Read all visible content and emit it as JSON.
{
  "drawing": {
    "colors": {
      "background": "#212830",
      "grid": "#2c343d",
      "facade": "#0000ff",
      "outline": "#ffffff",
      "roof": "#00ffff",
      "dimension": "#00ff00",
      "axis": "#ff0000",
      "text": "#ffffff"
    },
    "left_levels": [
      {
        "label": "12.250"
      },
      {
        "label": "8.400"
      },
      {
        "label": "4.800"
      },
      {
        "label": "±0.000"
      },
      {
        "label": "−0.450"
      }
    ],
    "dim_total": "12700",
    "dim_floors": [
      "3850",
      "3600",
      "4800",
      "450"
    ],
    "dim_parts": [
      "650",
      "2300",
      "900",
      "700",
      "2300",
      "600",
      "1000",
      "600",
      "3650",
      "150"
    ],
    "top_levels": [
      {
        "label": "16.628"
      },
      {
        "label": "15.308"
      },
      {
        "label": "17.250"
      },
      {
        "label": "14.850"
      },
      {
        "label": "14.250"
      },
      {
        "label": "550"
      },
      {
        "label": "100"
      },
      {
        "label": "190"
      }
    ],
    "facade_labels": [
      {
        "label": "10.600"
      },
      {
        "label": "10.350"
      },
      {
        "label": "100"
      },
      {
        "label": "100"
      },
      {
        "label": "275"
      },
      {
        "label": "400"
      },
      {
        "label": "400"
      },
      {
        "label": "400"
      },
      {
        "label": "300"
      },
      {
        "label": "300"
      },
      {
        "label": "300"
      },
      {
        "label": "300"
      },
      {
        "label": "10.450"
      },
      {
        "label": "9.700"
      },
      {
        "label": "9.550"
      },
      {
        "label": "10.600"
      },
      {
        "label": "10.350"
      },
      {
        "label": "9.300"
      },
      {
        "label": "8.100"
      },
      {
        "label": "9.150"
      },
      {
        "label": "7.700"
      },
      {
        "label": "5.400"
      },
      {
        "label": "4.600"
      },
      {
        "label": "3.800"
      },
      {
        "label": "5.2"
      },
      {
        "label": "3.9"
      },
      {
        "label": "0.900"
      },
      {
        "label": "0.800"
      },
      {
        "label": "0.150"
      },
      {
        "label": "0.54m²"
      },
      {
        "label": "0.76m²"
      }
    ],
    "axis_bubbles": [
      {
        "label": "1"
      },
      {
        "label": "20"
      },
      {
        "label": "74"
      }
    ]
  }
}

* What is being asked *
Reproduce the records above exactly.

* Exercise response *
Read all visible content and emit it as JSON.
{
  "drawing": {
    "colors": {
      "background": "#212830",
      "grid": "#2c343d",
      "facade": "#0000ff",
      "outline": "#ffffff",
      "roof": "#00ffff",
      "dimension": "#00ff00",
      "axis": "#ff0000",
      "text": "#ffffff"
    },
    "left_levels": [
      {
        "label": "12.250"
      },
      {
        "label": "8.400"
      },
      {
        "label": "4.800"
      },
      {
        "label": "±0.000"
      },
      {
        "label": "−0.450"
      }
    ],
    "dim_total": "12700",
    "dim_floors": [
      "3850",
      "3600",
      "4800",
      "450"
    ],
    "dim_parts": [
      "650",
      "2300",
      "900",
      "700",
      "2300",
      "600",
      "1000",
      "600",
      "3650",
      "150"
    ],
    "top_levels": [
      {
        "label": "16.628"
      },
      {
        "label": "15.308"
      },
      {
        "label": "17.250"
      },
      {
        "label": "14.850"
      },
      {
        "label": "14.250"
      },
      {
        "label": "550"
      },
      {
        "label": "100"
      },
      {
        "label": "190"
      }
    ],
    "facade_labels": [
      {
        "label": "10.600"
      },
      {
        "label": "10.350"
      },
      {
        "label": "100"
      },
      {
        "label": "100"
      },
      {
        "label": "275"
      },
      {
        "label": "400"
      },
      {
        "label": "400"
      },
      {
        "label": "400"
      },
      {
        "label": "300"
      },
      {
        "label": "300"
      },
      {
        "label": "300"
      },
      {
        "label": "300"
      },
      {
        "label": "10.450"
      },
      {
        "label": "9.700"
      },
      {
        "label": "9.550"
      },
      {
        "label": "10.600"
      },
      {
        "label": "10.350"
      },
      {
        "label": "9.300"
      },
      {
        "label": "8.100"
      },
      {
        "label": "9.150"
      },
      {
        "label": "7.700"
      },
      {
        "label": "5.400"
      },
      {
        "label": "4.600"
      },
      {
        "label": "3.800"
      },
      {
        "label": "5.2"
      },
      {
        "label": "3.9"
      },
      {
        "label": "0.900"
      },
      {
        "label": "0.800"
      },
      {
        "label": "0.150"
      },
      {
        "label": "0.54m²"
      },
      {
        "label": "0.76m²"
      }
    ],
    "axis_bubbles": [
      {
        "label": "1"
      },
      {
        "label": "20"
      },
      {
        "label": "74"
      }
    ]
  }
}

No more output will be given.